◆ RECORDED DATA
>> BEGIN
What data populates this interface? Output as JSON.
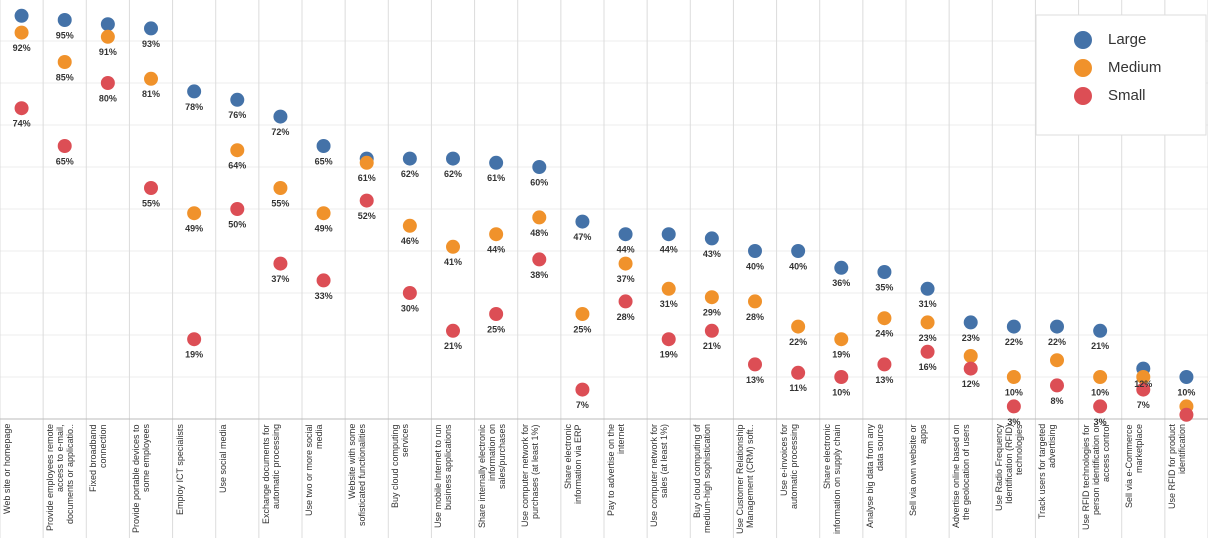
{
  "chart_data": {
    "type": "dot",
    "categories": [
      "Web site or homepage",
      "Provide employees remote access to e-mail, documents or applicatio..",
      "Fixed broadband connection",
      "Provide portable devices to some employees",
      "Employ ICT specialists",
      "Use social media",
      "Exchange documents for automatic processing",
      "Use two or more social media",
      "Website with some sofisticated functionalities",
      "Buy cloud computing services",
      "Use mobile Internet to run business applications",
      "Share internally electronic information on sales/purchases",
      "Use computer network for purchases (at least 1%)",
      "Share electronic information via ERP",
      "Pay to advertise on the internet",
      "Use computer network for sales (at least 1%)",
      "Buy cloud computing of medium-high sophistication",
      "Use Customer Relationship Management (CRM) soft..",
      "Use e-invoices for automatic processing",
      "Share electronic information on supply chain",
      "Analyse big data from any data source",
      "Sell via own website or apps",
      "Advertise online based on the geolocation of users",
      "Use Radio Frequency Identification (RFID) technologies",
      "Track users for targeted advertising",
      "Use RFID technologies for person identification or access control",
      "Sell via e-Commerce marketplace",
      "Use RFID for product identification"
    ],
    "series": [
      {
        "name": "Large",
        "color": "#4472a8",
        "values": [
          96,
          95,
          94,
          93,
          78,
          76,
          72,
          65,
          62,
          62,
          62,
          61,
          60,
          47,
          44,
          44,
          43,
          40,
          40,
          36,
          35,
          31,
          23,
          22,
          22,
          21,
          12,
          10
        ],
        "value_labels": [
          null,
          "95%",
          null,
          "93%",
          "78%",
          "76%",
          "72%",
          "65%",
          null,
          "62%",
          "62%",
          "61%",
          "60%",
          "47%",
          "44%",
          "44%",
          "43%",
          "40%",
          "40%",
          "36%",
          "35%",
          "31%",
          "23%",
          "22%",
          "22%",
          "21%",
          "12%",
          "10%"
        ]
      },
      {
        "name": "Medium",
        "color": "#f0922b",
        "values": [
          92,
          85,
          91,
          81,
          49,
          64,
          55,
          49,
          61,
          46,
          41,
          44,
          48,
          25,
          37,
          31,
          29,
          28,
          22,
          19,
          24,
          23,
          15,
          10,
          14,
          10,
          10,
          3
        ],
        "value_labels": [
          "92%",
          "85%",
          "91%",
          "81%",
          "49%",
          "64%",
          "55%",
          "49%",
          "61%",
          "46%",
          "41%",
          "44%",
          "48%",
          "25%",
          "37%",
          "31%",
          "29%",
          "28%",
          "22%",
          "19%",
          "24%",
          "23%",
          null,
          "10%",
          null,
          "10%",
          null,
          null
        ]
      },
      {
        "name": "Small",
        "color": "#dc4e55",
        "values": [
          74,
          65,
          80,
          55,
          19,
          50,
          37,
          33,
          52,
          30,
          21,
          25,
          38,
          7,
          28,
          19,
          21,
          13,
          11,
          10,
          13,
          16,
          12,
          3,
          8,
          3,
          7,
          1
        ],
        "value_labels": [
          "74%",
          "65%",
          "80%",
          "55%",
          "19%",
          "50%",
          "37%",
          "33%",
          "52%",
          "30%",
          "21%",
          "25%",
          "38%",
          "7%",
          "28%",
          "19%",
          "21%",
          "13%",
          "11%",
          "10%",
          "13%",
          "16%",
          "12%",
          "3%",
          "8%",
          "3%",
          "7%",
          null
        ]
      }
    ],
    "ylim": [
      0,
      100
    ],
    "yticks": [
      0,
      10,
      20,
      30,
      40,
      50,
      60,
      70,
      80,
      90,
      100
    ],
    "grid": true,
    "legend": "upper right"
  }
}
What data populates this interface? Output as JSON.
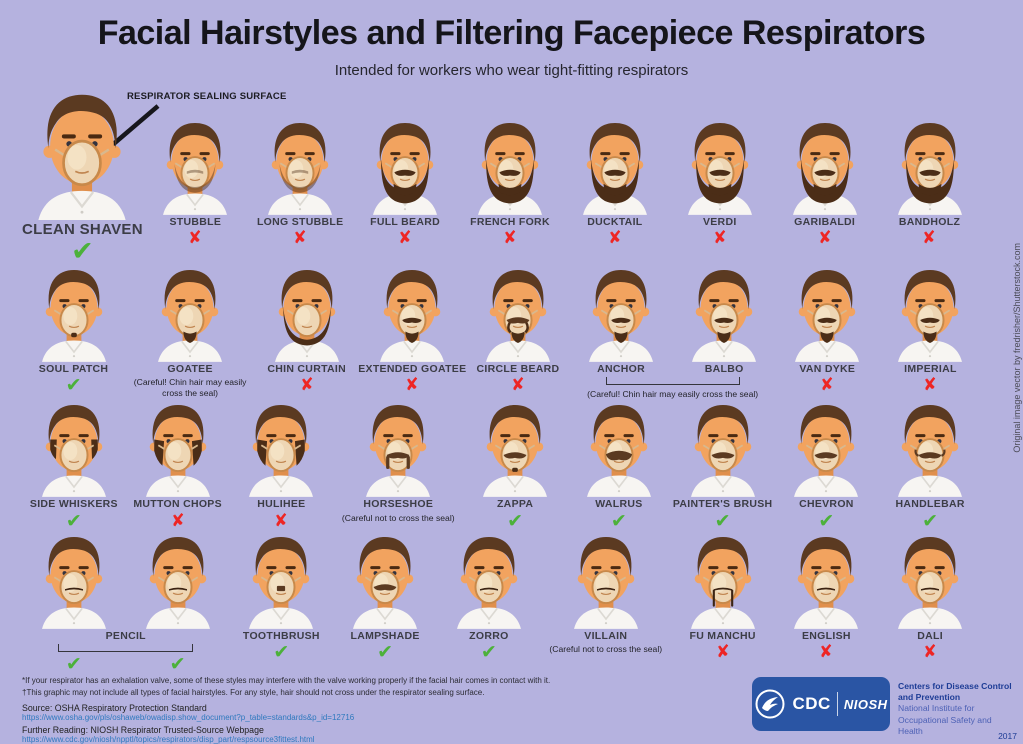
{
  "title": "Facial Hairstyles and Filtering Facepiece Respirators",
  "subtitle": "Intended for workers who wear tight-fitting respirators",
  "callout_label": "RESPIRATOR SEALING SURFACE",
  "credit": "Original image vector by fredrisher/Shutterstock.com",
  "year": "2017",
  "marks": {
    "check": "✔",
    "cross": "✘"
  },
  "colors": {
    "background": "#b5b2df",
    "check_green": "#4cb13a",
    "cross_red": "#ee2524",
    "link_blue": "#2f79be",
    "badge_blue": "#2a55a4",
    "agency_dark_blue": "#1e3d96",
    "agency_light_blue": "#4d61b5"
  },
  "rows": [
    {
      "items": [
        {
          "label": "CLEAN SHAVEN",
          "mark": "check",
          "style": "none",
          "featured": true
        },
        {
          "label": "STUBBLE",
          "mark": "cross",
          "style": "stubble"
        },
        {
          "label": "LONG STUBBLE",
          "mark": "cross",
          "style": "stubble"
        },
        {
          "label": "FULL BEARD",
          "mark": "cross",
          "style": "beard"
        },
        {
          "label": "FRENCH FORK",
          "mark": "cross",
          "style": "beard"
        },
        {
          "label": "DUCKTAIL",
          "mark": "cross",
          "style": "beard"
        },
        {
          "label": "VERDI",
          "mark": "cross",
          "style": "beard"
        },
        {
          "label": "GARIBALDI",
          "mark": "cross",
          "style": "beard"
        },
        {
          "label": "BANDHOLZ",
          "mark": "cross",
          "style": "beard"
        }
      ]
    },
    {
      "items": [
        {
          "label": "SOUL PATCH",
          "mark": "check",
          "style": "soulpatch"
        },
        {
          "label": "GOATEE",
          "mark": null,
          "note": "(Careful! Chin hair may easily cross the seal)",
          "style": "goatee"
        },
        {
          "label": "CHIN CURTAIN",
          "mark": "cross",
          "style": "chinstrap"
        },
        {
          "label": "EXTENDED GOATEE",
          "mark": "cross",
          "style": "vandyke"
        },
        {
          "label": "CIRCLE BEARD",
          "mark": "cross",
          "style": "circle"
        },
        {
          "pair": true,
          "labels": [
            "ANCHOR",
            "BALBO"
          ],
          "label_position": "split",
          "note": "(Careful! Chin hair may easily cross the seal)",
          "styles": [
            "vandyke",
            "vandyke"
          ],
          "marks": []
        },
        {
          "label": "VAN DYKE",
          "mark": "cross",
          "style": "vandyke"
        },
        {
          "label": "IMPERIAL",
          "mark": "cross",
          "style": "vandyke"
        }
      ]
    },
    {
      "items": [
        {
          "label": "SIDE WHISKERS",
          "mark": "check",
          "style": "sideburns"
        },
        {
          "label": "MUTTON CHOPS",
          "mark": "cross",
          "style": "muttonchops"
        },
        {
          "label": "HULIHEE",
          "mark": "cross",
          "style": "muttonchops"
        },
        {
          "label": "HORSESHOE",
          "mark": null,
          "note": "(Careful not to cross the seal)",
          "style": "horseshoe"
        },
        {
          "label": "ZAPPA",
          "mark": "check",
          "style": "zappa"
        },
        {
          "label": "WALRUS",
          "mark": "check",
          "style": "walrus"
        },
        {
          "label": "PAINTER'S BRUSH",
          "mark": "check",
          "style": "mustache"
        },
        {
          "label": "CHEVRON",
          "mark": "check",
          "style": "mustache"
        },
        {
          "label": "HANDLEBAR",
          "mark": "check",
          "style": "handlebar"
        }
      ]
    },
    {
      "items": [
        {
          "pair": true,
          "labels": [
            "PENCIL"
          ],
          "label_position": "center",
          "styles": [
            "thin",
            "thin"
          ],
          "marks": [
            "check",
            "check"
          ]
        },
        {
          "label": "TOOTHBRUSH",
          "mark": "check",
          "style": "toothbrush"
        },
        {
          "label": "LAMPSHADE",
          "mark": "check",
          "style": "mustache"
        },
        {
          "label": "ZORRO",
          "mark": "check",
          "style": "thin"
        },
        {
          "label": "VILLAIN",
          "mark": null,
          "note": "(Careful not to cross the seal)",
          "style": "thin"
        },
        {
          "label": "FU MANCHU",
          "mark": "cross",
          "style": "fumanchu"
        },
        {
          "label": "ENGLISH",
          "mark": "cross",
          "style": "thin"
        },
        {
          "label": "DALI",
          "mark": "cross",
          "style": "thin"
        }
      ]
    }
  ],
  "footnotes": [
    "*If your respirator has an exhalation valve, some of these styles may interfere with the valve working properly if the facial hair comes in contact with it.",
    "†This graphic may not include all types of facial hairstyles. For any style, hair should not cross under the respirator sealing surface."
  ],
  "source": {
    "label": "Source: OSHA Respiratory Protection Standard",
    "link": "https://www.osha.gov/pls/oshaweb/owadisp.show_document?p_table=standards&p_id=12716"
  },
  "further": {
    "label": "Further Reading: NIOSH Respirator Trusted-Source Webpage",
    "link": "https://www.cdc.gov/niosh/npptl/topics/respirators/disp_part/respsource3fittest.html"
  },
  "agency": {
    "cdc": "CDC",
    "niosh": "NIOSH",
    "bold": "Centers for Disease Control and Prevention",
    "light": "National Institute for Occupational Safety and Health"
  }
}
>> END
◆ SHORT PROBLEM
Which lines in the records above contain the string "documents"? Copy each one.

◆ THE RESPONSE
      "Provide employees remote access to e-mail, documents or applicatio..",
      "Exchange documents for automatic processing",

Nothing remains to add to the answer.